### What you have to do
"etish" appears in how many lines of the entries? State only the number.

### Material to process

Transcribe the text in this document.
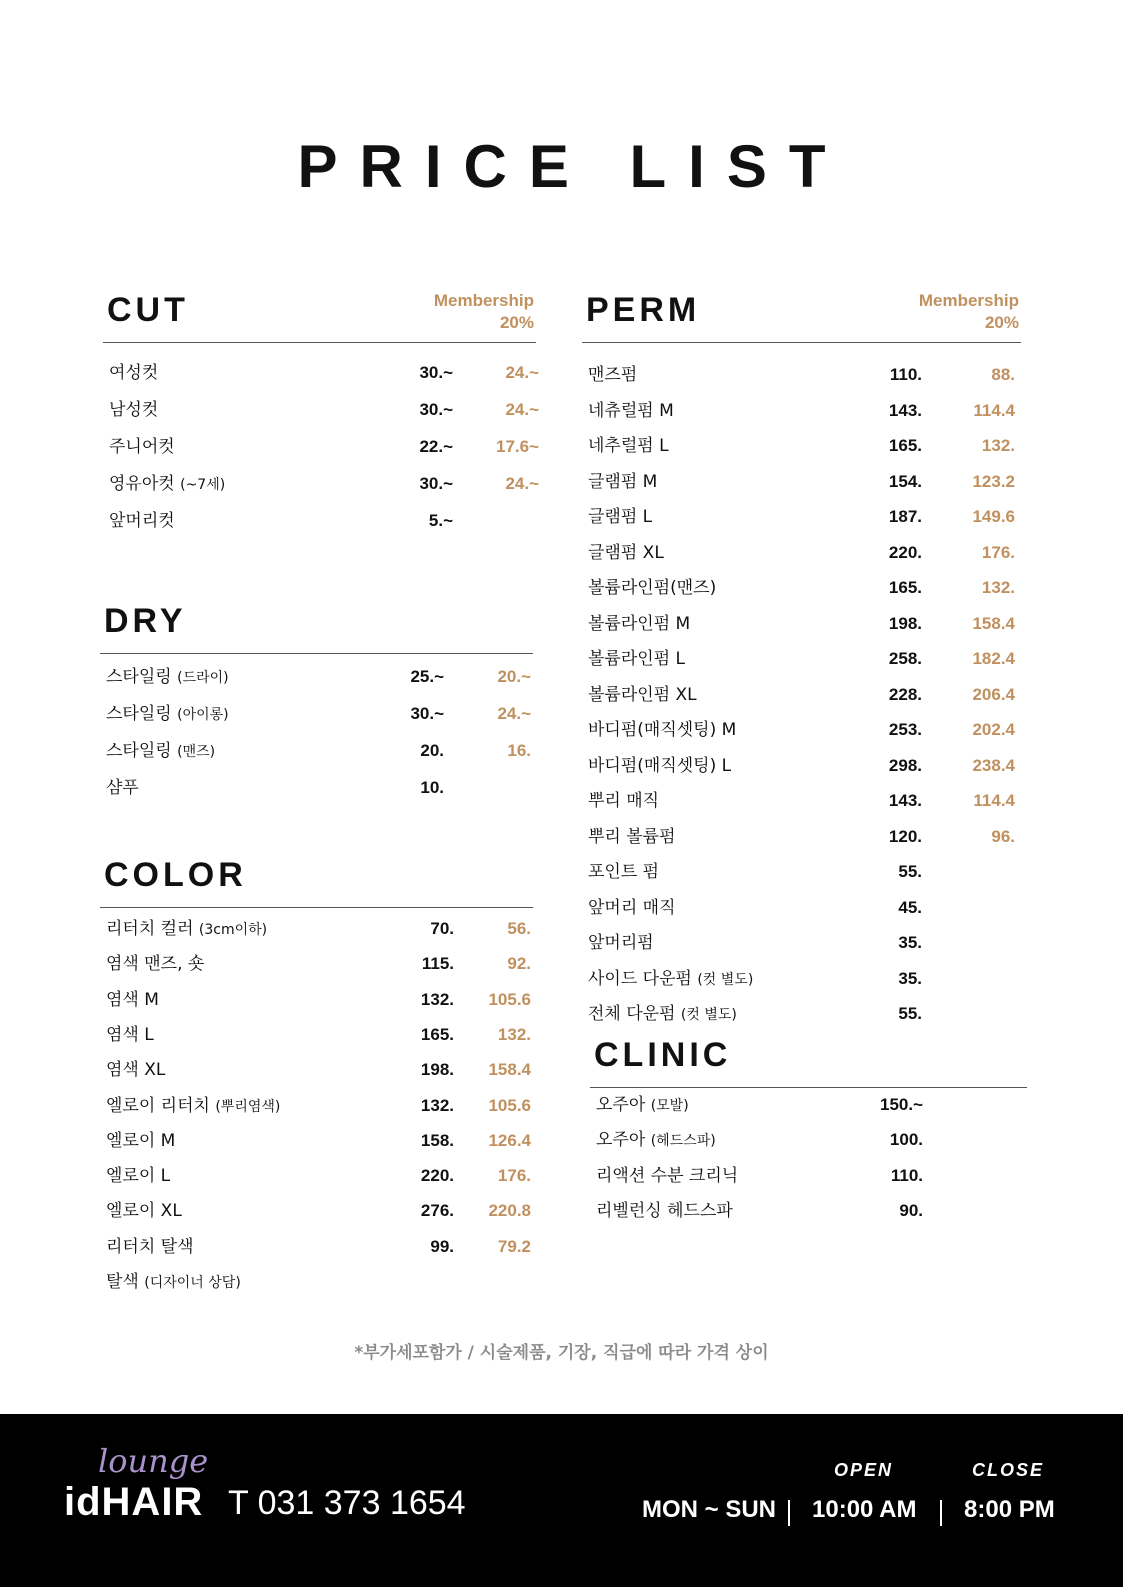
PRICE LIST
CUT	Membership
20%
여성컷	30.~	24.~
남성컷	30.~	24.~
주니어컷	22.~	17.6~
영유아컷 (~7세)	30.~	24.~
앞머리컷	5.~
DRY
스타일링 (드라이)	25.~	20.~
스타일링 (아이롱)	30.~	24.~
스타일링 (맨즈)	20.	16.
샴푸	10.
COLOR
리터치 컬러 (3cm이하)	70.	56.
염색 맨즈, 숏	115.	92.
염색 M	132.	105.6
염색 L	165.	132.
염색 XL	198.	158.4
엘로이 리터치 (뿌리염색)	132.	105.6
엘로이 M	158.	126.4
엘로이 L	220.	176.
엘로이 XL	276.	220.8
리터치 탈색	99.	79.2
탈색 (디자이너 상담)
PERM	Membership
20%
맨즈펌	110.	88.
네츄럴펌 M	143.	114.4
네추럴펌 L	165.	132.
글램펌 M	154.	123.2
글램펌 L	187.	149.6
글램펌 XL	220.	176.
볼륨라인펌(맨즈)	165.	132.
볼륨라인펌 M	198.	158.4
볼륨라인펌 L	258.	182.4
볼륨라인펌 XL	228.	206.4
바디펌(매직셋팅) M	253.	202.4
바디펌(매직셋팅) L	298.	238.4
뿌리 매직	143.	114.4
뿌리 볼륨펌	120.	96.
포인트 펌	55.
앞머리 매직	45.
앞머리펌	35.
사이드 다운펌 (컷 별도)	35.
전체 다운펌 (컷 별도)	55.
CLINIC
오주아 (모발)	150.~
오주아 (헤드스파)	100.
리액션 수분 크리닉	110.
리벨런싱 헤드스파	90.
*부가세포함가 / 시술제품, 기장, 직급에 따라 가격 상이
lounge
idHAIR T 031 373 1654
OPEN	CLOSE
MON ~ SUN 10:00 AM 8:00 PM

--

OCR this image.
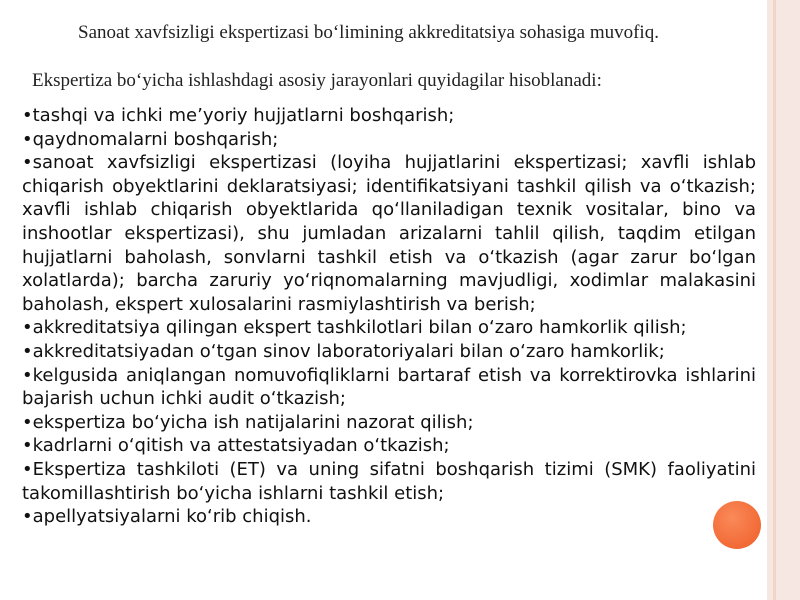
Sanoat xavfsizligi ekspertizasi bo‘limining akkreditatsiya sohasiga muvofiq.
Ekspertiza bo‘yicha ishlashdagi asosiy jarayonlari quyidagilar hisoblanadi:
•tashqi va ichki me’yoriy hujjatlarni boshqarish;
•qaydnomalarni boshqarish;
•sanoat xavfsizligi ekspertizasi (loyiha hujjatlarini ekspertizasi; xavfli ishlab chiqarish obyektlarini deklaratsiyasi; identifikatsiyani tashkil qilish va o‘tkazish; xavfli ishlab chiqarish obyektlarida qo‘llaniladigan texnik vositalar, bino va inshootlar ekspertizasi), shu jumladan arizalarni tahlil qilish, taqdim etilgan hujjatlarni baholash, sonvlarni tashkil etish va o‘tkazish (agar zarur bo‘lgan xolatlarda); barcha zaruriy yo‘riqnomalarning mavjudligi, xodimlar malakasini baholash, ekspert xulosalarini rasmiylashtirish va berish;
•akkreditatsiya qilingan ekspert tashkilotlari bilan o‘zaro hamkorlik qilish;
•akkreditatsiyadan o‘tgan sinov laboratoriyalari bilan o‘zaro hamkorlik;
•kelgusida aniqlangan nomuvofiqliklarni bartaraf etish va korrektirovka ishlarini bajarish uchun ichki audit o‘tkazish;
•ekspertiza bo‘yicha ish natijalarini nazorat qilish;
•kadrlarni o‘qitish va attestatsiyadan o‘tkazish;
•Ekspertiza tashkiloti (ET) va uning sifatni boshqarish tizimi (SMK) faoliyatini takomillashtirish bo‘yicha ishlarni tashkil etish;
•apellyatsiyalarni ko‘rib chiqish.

### Reply
3